Set exercise
Reproduce verbatim the stretch of the AMM arbitrage passage below, from "AMM Arb Price" through "basis point pools.".

Passage
AMM Arb Price Targets
The first data supporting the hypothesis that AMM arbs target Binance is to look at the ending price for the arb transactions and match it to the Binance data downsampled to the second. Consistent with the figure above showing how a profit-maximizing trade stops at the true price plus or minus the fee, the ending price for the 0xA51 arb was within a basis point of the fee from the Binance price for the ETH-USDC 5 and 30 basis point pools.
Arb Transaction End price relative to Binance Price
AMM arbs treat the Binance price as the true price, and it's a good assumption in that, like an efficient price, its current value is the best estimate of its future value, as reflected in the future price drift
Binance price change over the next 10 seconds for Above Arb Trades
Simultaneous trades
When the arb 0x51C account traded in the same block across all three pools, in 3990 out of 3992 cases, the trades were all in the same direction. This suggests a price spike on the CEXes motivated those trades. When the arb traded the 30bp fee pools, he simultaneously traded the 5bp pool most of the time, and he rarely traded a 30bp fee pool without simultaneously trading a different ETH-USD pool. This is consistent with the CEX price jumping 5 or 8 bps for a sufficient duration, say one second, implying the same trade across several AMM pools. Price discovery happens on CEXes, which the DEXes follow.

Source data

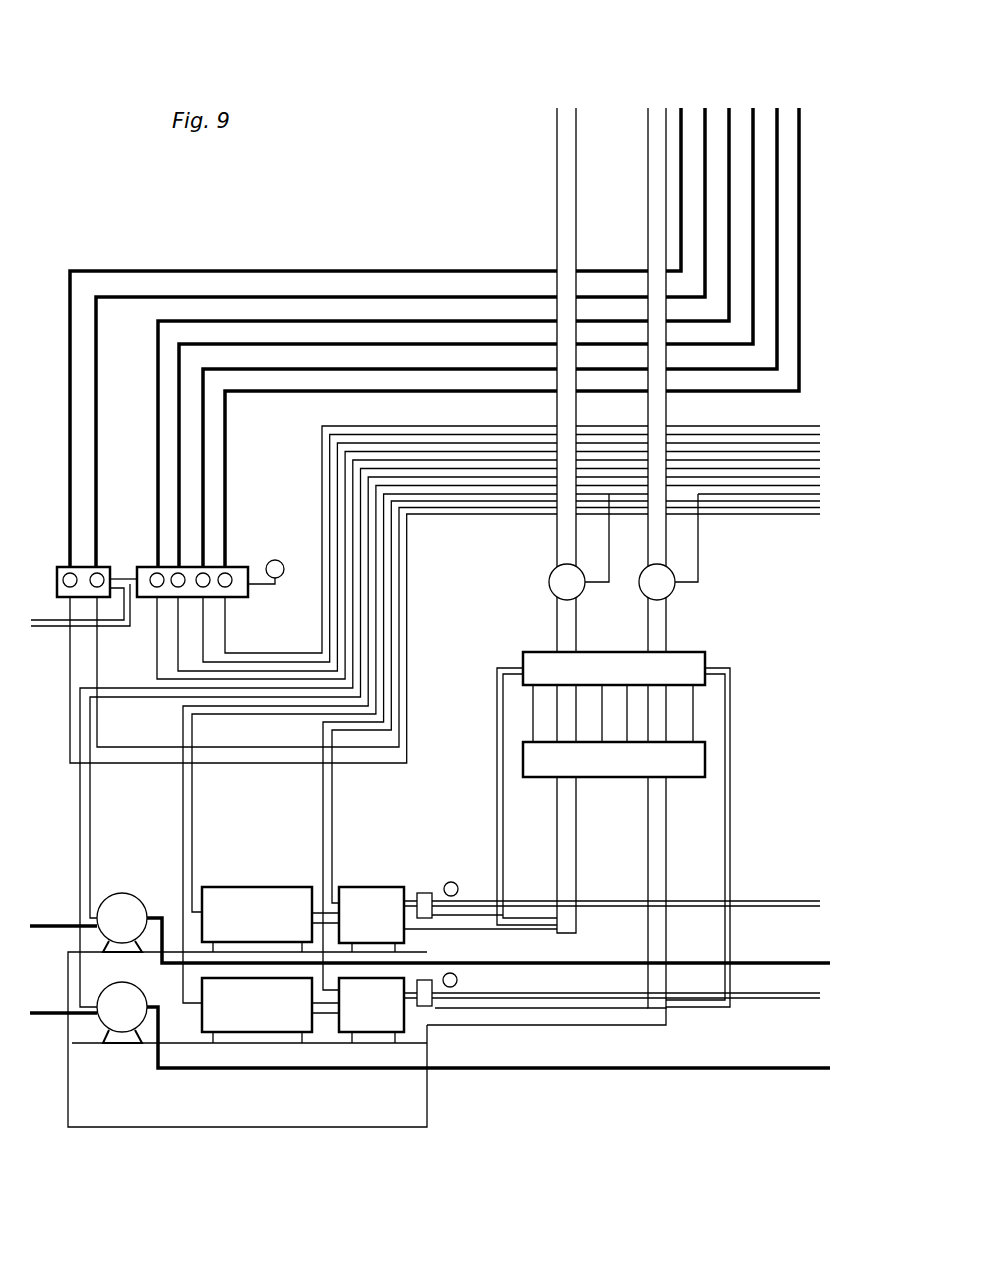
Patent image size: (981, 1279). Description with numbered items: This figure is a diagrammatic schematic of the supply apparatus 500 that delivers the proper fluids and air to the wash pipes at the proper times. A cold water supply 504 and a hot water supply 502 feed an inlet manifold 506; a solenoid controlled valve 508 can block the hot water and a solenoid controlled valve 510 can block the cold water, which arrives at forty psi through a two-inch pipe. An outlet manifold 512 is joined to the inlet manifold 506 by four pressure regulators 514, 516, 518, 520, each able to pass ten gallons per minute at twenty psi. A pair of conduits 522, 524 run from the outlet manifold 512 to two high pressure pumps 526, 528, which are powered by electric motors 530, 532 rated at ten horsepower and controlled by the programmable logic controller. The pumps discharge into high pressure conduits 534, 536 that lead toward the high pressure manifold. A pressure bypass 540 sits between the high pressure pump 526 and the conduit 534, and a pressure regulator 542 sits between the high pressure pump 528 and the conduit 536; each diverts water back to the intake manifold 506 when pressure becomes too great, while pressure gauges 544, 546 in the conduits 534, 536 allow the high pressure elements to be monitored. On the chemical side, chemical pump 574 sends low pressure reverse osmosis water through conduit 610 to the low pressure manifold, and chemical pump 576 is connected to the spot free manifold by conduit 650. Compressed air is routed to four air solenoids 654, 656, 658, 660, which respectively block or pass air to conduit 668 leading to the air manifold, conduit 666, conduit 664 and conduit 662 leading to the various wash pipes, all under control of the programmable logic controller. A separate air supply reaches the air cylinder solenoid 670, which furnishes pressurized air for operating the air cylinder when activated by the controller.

Solved problem
AMM Arb Price Targets
The first data supporting the hypothesis that AMM arbs target Binance is to look at the ending price for the arb transactions and match it to the Binance data downsampled to the second. Consistent with the figure above showing how a profit-maximizing trade stops at the true price plus or minus the fee, the ending price for the 0xA51 arb was within a basis point of the fee from the Binance price for the ETH-USDC 5 and 30 basis point pools.